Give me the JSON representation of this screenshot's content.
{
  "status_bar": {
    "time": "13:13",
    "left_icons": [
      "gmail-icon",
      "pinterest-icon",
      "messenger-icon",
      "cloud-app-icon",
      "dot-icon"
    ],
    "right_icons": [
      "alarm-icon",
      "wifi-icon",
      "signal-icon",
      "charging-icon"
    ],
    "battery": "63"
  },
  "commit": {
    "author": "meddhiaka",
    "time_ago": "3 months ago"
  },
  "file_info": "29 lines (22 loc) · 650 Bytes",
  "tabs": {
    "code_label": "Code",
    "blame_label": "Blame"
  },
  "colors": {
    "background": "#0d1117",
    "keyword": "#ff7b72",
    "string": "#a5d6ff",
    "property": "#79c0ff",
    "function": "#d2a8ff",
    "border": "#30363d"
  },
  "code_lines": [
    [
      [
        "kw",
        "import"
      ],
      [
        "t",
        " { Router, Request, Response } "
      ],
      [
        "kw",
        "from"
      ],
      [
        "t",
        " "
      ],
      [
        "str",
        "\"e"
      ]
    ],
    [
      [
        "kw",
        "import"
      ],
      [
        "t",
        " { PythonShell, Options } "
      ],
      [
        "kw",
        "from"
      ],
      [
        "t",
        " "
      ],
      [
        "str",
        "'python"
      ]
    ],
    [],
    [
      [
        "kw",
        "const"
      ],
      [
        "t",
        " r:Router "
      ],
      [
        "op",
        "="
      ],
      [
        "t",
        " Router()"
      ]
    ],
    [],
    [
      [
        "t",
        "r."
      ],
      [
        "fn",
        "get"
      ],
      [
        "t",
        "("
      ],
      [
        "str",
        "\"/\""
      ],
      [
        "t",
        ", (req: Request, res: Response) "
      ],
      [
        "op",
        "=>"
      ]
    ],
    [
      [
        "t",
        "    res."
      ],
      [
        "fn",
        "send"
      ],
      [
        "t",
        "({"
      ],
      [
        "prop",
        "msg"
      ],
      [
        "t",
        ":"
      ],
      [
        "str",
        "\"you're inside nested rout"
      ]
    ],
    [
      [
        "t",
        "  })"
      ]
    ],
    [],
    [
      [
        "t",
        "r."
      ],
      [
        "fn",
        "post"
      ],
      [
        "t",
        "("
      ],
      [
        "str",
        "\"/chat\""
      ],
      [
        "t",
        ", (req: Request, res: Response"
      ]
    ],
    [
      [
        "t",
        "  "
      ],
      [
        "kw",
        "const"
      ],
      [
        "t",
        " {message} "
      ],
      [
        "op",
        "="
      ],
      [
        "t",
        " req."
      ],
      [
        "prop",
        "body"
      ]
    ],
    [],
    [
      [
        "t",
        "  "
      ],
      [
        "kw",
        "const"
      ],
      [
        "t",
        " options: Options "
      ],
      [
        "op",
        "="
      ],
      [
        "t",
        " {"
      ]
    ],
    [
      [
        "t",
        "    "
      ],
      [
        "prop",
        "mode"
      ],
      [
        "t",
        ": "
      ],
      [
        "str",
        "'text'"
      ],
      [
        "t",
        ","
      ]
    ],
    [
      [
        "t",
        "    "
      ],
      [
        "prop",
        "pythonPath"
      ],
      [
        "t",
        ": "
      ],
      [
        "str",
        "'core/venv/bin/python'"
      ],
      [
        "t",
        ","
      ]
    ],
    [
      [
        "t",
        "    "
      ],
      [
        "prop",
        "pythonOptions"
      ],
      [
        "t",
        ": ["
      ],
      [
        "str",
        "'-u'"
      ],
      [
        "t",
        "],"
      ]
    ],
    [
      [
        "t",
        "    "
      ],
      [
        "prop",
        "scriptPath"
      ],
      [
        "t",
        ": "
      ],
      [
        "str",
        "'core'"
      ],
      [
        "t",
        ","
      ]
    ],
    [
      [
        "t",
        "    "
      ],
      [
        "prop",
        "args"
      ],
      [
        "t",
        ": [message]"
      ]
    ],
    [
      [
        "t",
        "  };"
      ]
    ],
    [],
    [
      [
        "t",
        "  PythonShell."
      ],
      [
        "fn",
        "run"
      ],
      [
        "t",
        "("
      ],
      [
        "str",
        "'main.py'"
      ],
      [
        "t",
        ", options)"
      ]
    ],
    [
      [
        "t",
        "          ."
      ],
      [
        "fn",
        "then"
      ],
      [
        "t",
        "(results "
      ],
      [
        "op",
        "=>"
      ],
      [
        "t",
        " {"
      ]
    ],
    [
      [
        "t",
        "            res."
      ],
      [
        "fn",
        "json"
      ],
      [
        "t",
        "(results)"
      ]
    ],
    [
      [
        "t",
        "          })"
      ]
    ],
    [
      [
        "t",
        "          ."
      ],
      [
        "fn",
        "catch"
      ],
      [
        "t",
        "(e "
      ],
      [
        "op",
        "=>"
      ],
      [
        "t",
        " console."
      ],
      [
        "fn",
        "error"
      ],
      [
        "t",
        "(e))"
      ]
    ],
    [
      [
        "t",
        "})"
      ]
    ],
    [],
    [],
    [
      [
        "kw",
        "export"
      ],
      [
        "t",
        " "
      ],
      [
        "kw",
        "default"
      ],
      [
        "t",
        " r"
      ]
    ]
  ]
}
------------
(WORK INSTRUCTIONS): Pick out lines containing the word "Router", each one as written.

(CORRECT ANSWER):
        " { Router, Request, Response } "
        " r:Router "
        " Router()"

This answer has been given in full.